Aim:
Write out, unchanged, everything from the start of the entries down to the line containing "legend-label: Relative Humidity", including both ends.

Available data:
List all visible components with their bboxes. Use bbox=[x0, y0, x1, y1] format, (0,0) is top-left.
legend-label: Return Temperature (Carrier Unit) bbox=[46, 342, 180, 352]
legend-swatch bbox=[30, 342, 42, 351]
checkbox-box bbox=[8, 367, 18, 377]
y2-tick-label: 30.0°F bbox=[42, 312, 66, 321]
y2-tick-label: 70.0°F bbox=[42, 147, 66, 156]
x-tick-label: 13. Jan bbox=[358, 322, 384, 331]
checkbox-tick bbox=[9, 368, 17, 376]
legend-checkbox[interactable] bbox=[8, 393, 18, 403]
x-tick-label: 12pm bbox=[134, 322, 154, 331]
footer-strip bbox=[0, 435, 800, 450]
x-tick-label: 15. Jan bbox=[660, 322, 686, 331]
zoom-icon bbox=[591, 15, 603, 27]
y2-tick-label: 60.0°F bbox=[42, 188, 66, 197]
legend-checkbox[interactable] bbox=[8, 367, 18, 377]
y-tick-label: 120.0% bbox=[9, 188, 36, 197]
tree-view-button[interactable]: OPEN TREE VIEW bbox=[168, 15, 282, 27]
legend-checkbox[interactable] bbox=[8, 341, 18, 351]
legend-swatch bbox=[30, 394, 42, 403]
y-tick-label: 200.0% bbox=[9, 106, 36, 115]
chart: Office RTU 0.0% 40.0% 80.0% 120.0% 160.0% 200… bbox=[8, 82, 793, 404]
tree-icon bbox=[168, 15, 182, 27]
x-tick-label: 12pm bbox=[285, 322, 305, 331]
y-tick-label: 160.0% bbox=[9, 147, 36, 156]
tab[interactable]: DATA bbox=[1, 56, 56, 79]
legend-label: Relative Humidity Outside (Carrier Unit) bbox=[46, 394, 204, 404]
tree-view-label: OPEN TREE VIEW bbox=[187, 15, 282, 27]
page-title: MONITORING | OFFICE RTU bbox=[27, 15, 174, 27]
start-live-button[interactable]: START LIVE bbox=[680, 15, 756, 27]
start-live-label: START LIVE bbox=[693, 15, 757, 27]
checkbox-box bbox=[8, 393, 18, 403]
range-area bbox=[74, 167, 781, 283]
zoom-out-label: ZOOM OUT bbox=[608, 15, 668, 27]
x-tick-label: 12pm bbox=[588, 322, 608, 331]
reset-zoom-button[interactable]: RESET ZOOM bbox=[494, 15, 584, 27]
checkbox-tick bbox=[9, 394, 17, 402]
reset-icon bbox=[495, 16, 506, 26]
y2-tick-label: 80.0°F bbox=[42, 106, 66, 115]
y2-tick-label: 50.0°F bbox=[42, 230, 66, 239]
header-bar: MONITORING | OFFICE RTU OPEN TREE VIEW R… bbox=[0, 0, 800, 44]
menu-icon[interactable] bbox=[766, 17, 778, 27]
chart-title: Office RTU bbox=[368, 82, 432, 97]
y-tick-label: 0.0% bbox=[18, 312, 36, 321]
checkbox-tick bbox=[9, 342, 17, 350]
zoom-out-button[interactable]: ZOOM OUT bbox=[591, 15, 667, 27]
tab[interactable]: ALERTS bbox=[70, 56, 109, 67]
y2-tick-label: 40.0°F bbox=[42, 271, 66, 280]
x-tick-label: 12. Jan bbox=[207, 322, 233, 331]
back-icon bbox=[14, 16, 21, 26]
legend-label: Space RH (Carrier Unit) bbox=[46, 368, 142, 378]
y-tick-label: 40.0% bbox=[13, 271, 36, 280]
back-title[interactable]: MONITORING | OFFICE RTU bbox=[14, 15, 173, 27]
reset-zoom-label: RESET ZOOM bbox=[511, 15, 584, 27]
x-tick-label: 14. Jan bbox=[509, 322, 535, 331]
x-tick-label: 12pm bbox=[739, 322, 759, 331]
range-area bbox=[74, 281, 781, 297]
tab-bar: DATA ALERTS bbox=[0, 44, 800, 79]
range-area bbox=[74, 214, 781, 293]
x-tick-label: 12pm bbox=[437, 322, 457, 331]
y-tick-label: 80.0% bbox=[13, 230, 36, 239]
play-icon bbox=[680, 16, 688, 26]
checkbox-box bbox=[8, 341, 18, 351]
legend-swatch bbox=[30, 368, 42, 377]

Answer to this problem:
List all visible components with their bboxes. Use bbox=[x0, y0, x1, y1] format, (0,0) is top-left.
legend-label: Return Temperature (Carrier Unit) bbox=[46, 342, 180, 352]
legend-swatch bbox=[30, 342, 42, 351]
checkbox-box bbox=[8, 367, 18, 377]
y2-tick-label: 30.0°F bbox=[42, 312, 66, 321]
y2-tick-label: 70.0°F bbox=[42, 147, 66, 156]
x-tick-label: 13. Jan bbox=[358, 322, 384, 331]
checkbox-tick bbox=[9, 368, 17, 376]
legend-checkbox[interactable] bbox=[8, 393, 18, 403]
x-tick-label: 12pm bbox=[134, 322, 154, 331]
footer-strip bbox=[0, 435, 800, 450]
x-tick-label: 15. Jan bbox=[660, 322, 686, 331]
zoom-icon bbox=[591, 15, 603, 27]
y2-tick-label: 60.0°F bbox=[42, 188, 66, 197]
legend-checkbox[interactable] bbox=[8, 367, 18, 377]
y-tick-label: 120.0% bbox=[9, 188, 36, 197]
tree-view-button[interactable]: OPEN TREE VIEW bbox=[168, 15, 282, 27]
legend-checkbox[interactable] bbox=[8, 341, 18, 351]
legend-swatch bbox=[30, 394, 42, 403]
y-tick-label: 200.0% bbox=[9, 106, 36, 115]
chart: Office RTU 0.0% 40.0% 80.0% 120.0% 160.0% 200… bbox=[8, 82, 793, 404]
tree-icon bbox=[168, 15, 182, 27]
x-tick-label: 12pm bbox=[285, 322, 305, 331]
y-tick-label: 160.0% bbox=[9, 147, 36, 156]
tab[interactable]: DATA bbox=[1, 56, 56, 79]
legend-label: Relative Humidity Outside (Carrier Unit) bbox=[46, 394, 204, 404]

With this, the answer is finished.